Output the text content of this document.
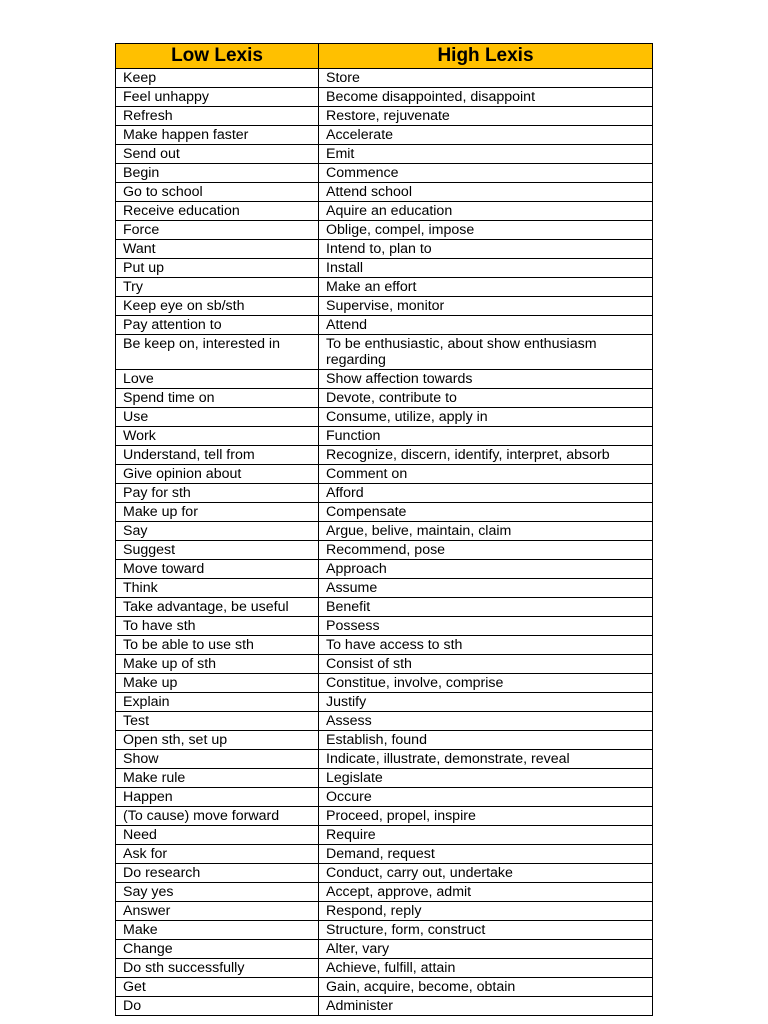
Low Lexis	High Lexis
Keep	Store
Feel unhappy	Become disappointed, disappoint
Refresh	Restore, rejuvenate
Make happen faster	Accelerate
Send out	Emit
Begin	Commence
Go to school	Attend school
Receive education	Aquire an education
Force	Oblige, compel, impose
Want	Intend to, plan to
Put up	Install
Try	Make an effort
Keep eye on sb/sth	Supervise, monitor
Pay attention to	Attend
Be keep on, interested in	To be enthusiastic, about show enthusiasm regarding
Love	Show affection towards
Spend time on	Devote, contribute to
Use	Consume, utilize, apply in
Work	Function
Understand, tell from	Recognize, discern, identify, interpret, absorb
Give opinion about	Comment on
Pay for sth	Afford
Make up for	Compensate
Say	Argue, belive, maintain, claim
Suggest	Recommend, pose
Move toward	Approach
Think	Assume
Take advantage, be useful	Benefit
To have sth	Possess
To be able to use sth	To have access to sth
Make up of sth	Consist of sth
Make up	Constitue, involve, comprise
Explain	Justify
Test	Assess
Open sth, set up	Establish, found
Show	Indicate, illustrate, demonstrate, reveal
Make rule	Legislate
Happen	Occure
(To cause) move forward	Proceed, propel, inspire
Need	Require
Ask for	Demand, request
Do research	Conduct, carry out, undertake
Say yes	Accept, approve, admit
Answer	Respond, reply
Make	Structure, form, construct
Change	Alter, vary
Do sth successfully	Achieve, fulfill, attain
Get	Gain, acquire, become, obtain
Do	Administer
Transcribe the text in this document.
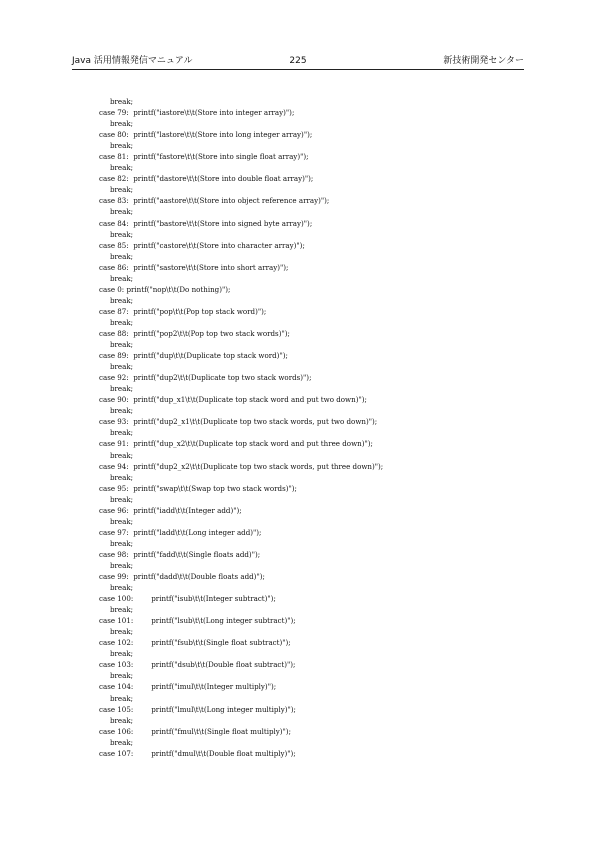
Java 活用情報発信マニュアル	225	新技術開発センター
break;
case 79:  printf("iastore\t\t(Store into integer array)");
break;
case 80:  printf("lastore\t\t(Store into long integer array)");
break;
case 81:  printf("fastore\t\t(Store into single float array)");
break;
case 82:  printf("dastore\t\t(Store into double float array)");
break;
case 83:  printf("aastore\t\t(Store into object reference array)");
break;
case 84:  printf("bastore\t\t(Store into signed byte array)");
break;
case 85:  printf("castore\t\t(Store into character array)");
break;
case 86:  printf("sastore\t\t(Store into short array)");
break;
case 0: printf("nop\t\t(Do nothing)");
break;
case 87:  printf("pop\t\t(Pop top stack word)");
break;
case 88:  printf("pop2\t\t(Pop top two stack words)");
break;
case 89:  printf("dup\t\t(Duplicate top stack word)");
break;
case 92:  printf("dup2\t\t(Duplicate top two stack words)");
break;
case 90:  printf("dup_x1\t\t(Duplicate top stack word and put two down)");
break;
case 93:  printf("dup2_x1\t\t(Duplicate top two stack words, put two down)");
break;
case 91:  printf("dup_x2\t\t(Duplicate top stack word and put three down)");
break;
case 94:  printf("dup2_x2\t\t(Duplicate top two stack words, put three down)");
break;
case 95:  printf("swap\t\t(Swap top two stack words)");
break;
case 96:  printf("iadd\t\t(Integer add)");
break;
case 97:  printf("ladd\t\t(Long integer add)");
break;
case 98:  printf("fadd\t\t(Single floats add)");
break;
case 99:  printf("dadd\t\t(Double floats add)");
break;
case 100:        printf("isub\t\t(Integer subtract)");
break;
case 101:        printf("lsub\t\t(Long integer subtract)");
break;
case 102:        printf("fsub\t\t(Single float subtract)");
break;
case 103:        printf("dsub\t\t(Double float subtract)");
break;
case 104:        printf("imul\t\t(Integer multiply)");
break;
case 105:        printf("lmul\t\t(Long integer multiply)");
break;
case 106:        printf("fmul\t\t(Single float multiply)");
break;
case 107:        printf("dmul\t\t(Double float multiply)");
::::
## Given task
Say how many lines in the entries contain the string "document", and say nothing else.

## Output for this exercise
2